"""
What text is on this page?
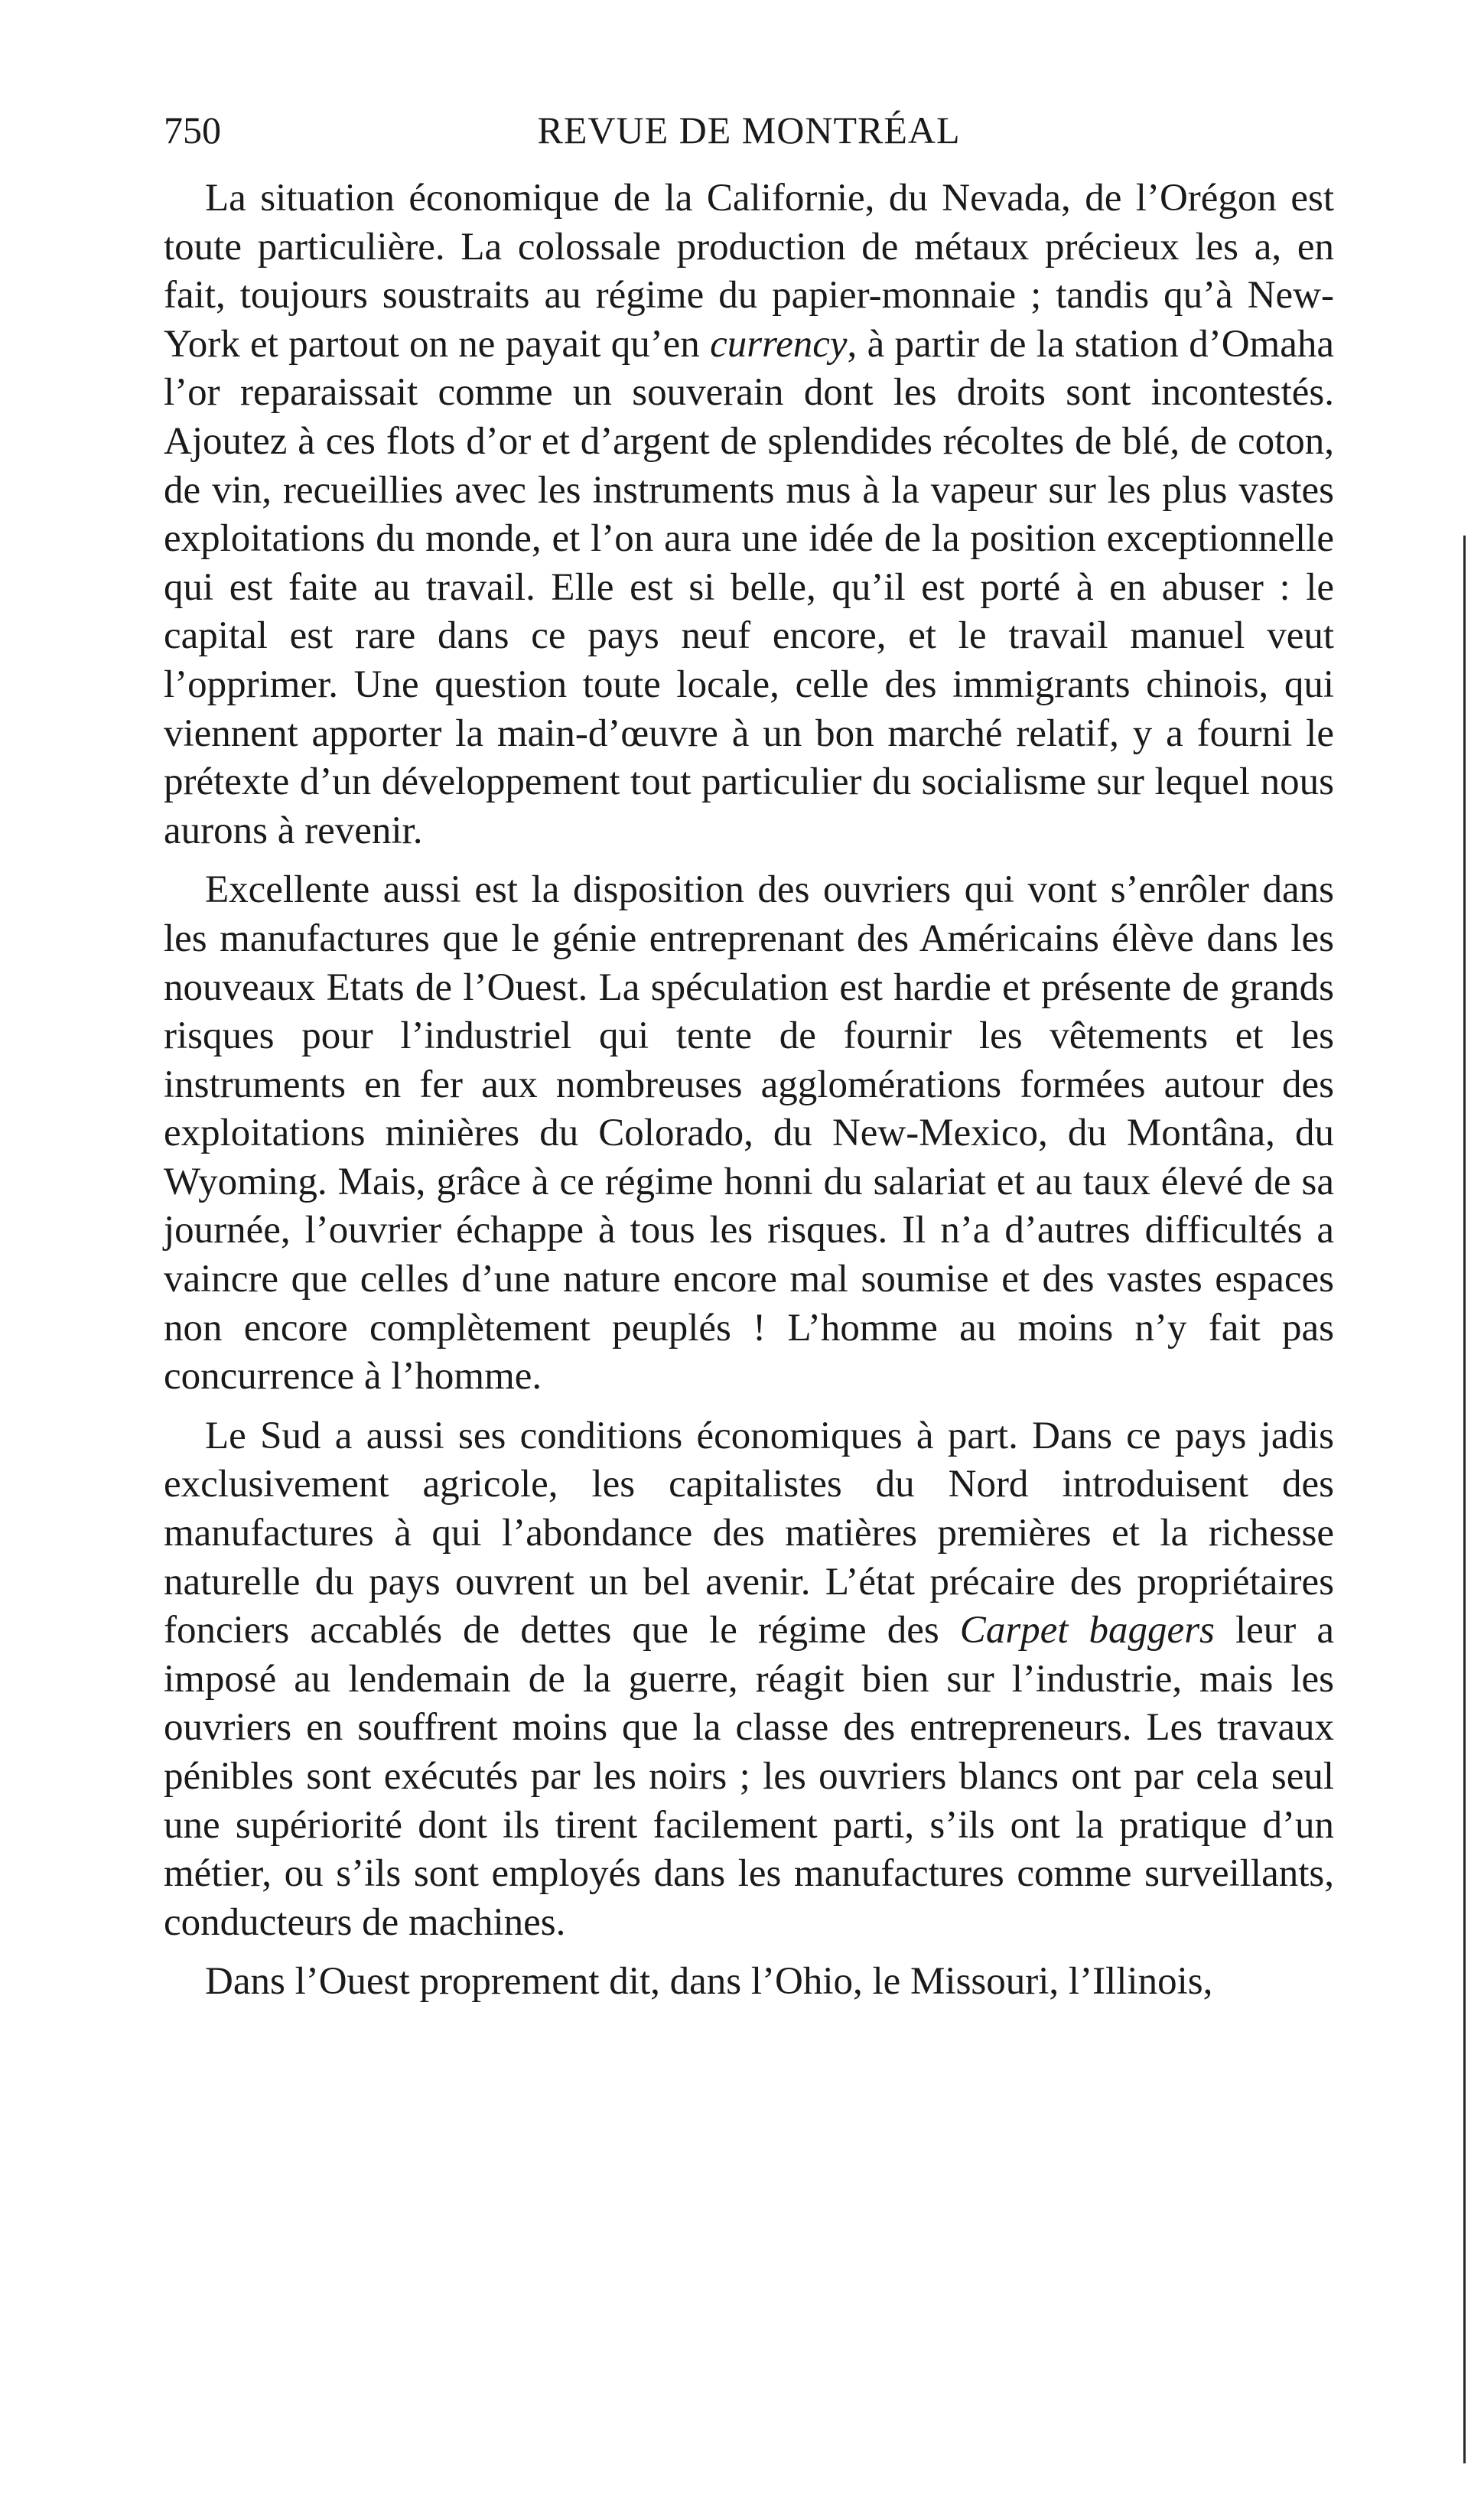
750	REVUE DE MONTRÉAL

La situation économique de la Californie, du Nevada, de l’Orégon est toute particulière. La colossale production de métaux précieux les a, en fait, toujours soustraits au régime du papier-monnaie ; tandis qu’à New-York et partout on ne payait qu’en currency, à partir de la station d’Omaha l’or reparaissait comme un souverain dont les droits sont incontestés. Ajoutez à ces flots d’or et d’argent de splendides récoltes de blé, de coton, de vin, recueillies avec les instruments mus à la vapeur sur les plus vastes exploitations du monde, et l’on aura une idée de la position exceptionnelle qui est faite au travail. Elle est si belle, qu’il est porté à en abuser : le capital est rare dans ce pays neuf encore, et le travail manuel veut l’opprimer. Une question toute locale, celle des immigrants chinois, qui viennent apporter la main-d’œuvre à un bon marché relatif, y a fourni le prétexte d’un développement tout particulier du socialisme sur lequel nous aurons à revenir.

Excellente aussi est la disposition des ouvriers qui vont s’enrôler dans les manufactures que le génie entreprenant des Américains élève dans les nouveaux Etats de l’Ouest. La spéculation est hardie et présente de grands risques pour l’industriel qui tente de fournir les vêtements et les instruments en fer aux nombreuses agglomérations formées autour des exploitations minières du Colorado, du New-Mexico, du Montâna, du Wyoming. Mais, grâce à ce régime honni du salariat et au taux élevé de sa journée, l’ouvrier échappe à tous les risques. Il n’a d’autres difficultés a vaincre que celles d’une nature encore mal soumise et des vastes espaces non encore complètement peuplés ! L’homme au moins n’y fait pas concurrence à l’homme.

Le Sud a aussi ses conditions économiques à part. Dans ce pays jadis exclusivement agricole, les capitalistes du Nord introduisent des manufactures à qui l’abondance des matières premières et la richesse naturelle du pays ouvrent un bel avenir. L’état précaire des propriétaires fonciers accablés de dettes que le régime des Carpet baggers leur a imposé au lendemain de la guerre, réagit bien sur l’industrie, mais les ouvriers en souffrent moins que la classe des entrepreneurs. Les travaux pénibles sont exécutés par les noirs ; les ouvriers blancs ont par cela seul une supériorité dont ils tirent facilement parti, s’ils ont la pratique d’un métier, ou s’ils sont employés dans les manufactures comme surveillants, conducteurs de machines.

Dans l’Ouest proprement dit, dans l’Ohio, le Missouri, l’Illinois,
"""
# Exercise details:
Go through the entries above and print each one exactly, minus the pictures.

# Result:
What text is on this page?
750	REVUE DE MONTRÉAL

La situation économique de la Californie, du Nevada, de l’Orégon est toute particulière. La colossale production de métaux précieux les a, en fait, toujours soustraits au régime du papier-monnaie ; tandis qu’à New-York et partout on ne payait qu’en currency, à partir de la station d’Omaha l’or reparaissait comme un souverain dont les droits sont incontestés. Ajoutez à ces flots d’or et d’argent de splendides récoltes de blé, de coton, de vin, recueillies avec les instruments mus à la vapeur sur les plus vastes exploitations du monde, et l’on aura une idée de la position exceptionnelle qui est faite au travail. Elle est si belle, qu’il est porté à en abuser : le capital est rare dans ce pays neuf encore, et le travail manuel veut l’opprimer. Une question toute locale, celle des immigrants chinois, qui viennent apporter la main-d’œuvre à un bon marché relatif, y a fourni le prétexte d’un développement tout particulier du socialisme sur lequel nous aurons à revenir.

Excellente aussi est la disposition des ouvriers qui vont s’enrôler dans les manufactures que le génie entreprenant des Américains élève dans les nouveaux Etats de l’Ouest. La spéculation est hardie et présente de grands risques pour l’industriel qui tente de fournir les vêtements et les instruments en fer aux nombreuses agglomérations formées autour des exploitations minières du Colorado, du New-Mexico, du Montâna, du Wyoming. Mais, grâce à ce régime honni du salariat et au taux élevé de sa journée, l’ouvrier échappe à tous les risques. Il n’a d’autres difficultés a vaincre que celles d’une nature encore mal soumise et des vastes espaces non encore complètement peuplés ! L’homme au moins n’y fait pas concurrence à l’homme.

Le Sud a aussi ses conditions économiques à part. Dans ce pays jadis exclusivement agricole, les capitalistes du Nord introduisent des manufactures à qui l’abondance des matières premières et la richesse naturelle du pays ouvrent un bel avenir. L’état précaire des propriétaires fonciers accablés de dettes que le régime des Carpet baggers leur a imposé au lendemain de la guerre, réagit bien sur l’industrie, mais les ouvriers en souffrent moins que la classe des entrepreneurs. Les travaux pénibles sont exécutés par les noirs ; les ouvriers blancs ont par cela seul une supériorité dont ils tirent facilement parti, s’ils ont la pratique d’un métier, ou s’ils sont employés dans les manufactures comme surveillants, conducteurs de machines.

Dans l’Ouest proprement dit, dans l’Ohio, le Missouri, l’Illinois,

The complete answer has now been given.